## Exercise tasks
• 1. Using the Elliott Wave text below, decide whether each statement agrees with it, and answer yes or no for each, quoting the deciding words exactly. (a) The package can currently find impulsive 12345 movements followed by a valid ABC correction. (b) The iterative search for wave patterns has already been completed. (c) The WaveOptions for the Bitcoin count are [5,1,10,1,3].
• 2. Reproduce the portion of the Elliott Wave text below that starts at the words "At the moment the" and stops after the words "Prechter et al.".

## Source document
#####

Only if all rules are fullfilled, the WavePattern is valid.

You can now start and try various combinations or run a script and loop over pre-calculated WaveOptions. As an example, we can easily find this Elliott Wave count for the Bitcoin chart. The corresponding WaveOptions are in the upper left: [5,1,10,1,3]. First 5 maxima are skipped, then the next minimi is skipped and so on.

Problems with the implementation

At the moment the package is able to find impulsive (12345) movements followed by a valid ABC correction in a given OHLC data set. As you may know form the wave gurus, there is always a second count around the corner. This count can be pulled out in case their market forecast was wrong the initial count turns invalid.

Indeed, looking at a chart, there are plenty of counts possible. All counts (on all times cales) mix into each other and for the eye its diffucult to validate (all) the Elliott Wave rules, e.g. given by Prechter et al.

Iterative Search

The algorithm is planned to work from the smallest (small in time and value) possible counts upwards in wave degree. A 12345 – ABC cycle, which is the shortest (time and value) turns into a I-II setup on the next time scale.

However, for each 12345 there are multiple ABC corrections possible, from which multiple 12345 trend continuations are possible. One has to build a fractal structure of the chart and later look from large to small timeframes, as all wave counts on all time scales have to be valid (checked against the rules).

I intend to trade wave 3 setups (also called Tiedje Dream Wave), but to have a valid setup, you have to have a valid impulsive movement for a I count (i.e. a 12345 as an impulse) and an ABC correction (zig zag) forming the II. So at least two wave degrees are consinderd.

One can go up and down in time frames and should / could always find waves (fractal market structure). I need to implement an iterative search for finding wave patterns. This is the part where I work at the moment. Please feel free to drop a mail / contribute on github if you have good ideas for doing so.

I also think about giving each wave count something like a score. Depending on the number of guidlines and/or rules which are fullfilled, we can then rank the counts.

Outlook

From here, we can apply basically the same search algorithm (but downwards) from the end of wave 5 to look for an ABC correction (zig zag). As the standard correction is threefold, the WaveOptionsGenerator only yields tuples of 3, i.e [i,j,k,None,None] for finding the correction. The WavePattern for a correction is then the sequence of [MonoWaveDown, MonoWaveUp, MonoWaveDown].

#####

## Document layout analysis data
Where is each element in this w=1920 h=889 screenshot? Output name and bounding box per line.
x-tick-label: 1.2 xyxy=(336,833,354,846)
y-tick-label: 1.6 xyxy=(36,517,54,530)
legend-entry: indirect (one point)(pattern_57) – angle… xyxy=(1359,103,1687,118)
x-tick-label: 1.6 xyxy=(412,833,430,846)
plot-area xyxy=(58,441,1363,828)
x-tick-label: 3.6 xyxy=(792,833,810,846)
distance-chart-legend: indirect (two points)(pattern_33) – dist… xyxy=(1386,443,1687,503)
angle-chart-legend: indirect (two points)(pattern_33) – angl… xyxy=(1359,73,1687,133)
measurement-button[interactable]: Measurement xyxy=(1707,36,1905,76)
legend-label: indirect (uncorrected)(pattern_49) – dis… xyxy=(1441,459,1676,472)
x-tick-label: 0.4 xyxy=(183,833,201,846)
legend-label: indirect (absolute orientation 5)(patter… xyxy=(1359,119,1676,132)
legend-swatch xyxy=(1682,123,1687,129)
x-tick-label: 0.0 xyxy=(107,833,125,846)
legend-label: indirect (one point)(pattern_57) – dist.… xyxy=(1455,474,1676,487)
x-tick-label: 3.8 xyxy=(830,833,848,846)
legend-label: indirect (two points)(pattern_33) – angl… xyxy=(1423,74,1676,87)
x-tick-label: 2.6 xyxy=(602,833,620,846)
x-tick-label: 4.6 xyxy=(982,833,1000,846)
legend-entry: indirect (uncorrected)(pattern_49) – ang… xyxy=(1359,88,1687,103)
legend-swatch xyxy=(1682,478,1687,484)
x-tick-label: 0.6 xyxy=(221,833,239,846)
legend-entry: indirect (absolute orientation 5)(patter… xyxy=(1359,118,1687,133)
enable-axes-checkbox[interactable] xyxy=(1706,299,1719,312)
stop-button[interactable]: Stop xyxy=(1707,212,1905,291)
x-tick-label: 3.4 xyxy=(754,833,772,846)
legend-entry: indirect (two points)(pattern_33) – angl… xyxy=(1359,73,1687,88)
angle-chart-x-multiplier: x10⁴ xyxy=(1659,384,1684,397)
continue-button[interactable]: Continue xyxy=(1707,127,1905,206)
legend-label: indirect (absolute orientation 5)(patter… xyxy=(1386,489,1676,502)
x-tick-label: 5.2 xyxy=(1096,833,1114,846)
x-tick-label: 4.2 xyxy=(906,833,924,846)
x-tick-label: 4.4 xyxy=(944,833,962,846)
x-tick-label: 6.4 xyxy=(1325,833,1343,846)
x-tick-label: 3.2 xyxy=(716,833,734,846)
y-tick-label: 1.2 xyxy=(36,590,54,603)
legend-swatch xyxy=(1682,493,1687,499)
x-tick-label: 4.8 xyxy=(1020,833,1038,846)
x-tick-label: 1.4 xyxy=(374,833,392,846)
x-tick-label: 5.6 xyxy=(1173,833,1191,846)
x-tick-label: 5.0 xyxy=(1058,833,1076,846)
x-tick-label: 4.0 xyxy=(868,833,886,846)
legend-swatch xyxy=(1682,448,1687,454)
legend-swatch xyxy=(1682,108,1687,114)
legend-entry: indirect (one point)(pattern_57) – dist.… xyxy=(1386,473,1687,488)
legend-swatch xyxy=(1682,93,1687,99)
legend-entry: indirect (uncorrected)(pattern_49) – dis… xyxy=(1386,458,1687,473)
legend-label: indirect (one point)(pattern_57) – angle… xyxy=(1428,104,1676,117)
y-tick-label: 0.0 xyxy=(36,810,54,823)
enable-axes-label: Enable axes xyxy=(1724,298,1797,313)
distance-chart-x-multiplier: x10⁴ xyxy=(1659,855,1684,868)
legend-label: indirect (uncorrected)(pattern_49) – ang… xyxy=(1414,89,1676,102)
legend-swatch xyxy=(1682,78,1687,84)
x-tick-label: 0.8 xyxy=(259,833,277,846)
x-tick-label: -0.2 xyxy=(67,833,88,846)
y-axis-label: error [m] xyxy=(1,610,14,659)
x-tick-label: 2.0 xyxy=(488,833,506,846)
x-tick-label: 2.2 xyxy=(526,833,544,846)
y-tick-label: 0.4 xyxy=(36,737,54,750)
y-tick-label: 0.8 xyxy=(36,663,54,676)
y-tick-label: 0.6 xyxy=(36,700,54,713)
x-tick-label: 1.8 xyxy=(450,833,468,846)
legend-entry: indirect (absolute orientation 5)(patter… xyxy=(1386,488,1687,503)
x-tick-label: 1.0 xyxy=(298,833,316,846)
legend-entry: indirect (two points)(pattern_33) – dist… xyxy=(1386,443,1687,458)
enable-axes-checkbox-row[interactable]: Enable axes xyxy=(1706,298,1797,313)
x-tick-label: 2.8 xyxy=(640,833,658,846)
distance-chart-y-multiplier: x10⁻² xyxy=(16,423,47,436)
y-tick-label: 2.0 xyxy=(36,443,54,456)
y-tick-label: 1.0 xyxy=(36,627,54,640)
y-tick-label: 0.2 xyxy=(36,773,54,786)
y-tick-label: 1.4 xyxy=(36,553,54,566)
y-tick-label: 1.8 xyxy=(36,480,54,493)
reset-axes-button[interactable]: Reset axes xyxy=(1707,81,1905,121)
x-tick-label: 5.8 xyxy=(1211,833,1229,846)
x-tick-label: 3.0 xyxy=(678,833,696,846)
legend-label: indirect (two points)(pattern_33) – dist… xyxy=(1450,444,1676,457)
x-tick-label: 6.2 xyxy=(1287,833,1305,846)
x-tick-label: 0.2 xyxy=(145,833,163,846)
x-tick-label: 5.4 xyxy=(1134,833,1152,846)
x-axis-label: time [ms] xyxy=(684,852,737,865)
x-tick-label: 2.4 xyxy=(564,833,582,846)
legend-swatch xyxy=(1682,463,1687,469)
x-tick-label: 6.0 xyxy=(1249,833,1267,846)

#####

## Solutions in order
• 1.
(a) Yes: "At the moment the package is able to find impulsive (12345) movements followed by a valid ABC correction in a given OHLC data set."
(b) No: "I need to implement an iterative search for finding wave patterns. This is the part where I work at the moment."
(c) Yes: "The corresponding WaveOptions are in the upper left: [5,1,10,1,3]."

• 2.
At the moment the package is able to find impulsive (12345) movements followed by a valid ABC correction in a given OHLC data set. As you may know form the wave gurus, there is always a second count around the corner. This count can be pulled out in case their market forecast was wrong the initial count turns invalid.

Indeed, looking at a chart, there are plenty of counts possible. All counts (on all times cales) mix into each other and for the eye its diffucult to validate (all) the Elliott Wave rules, e.g. given by Prechter et al.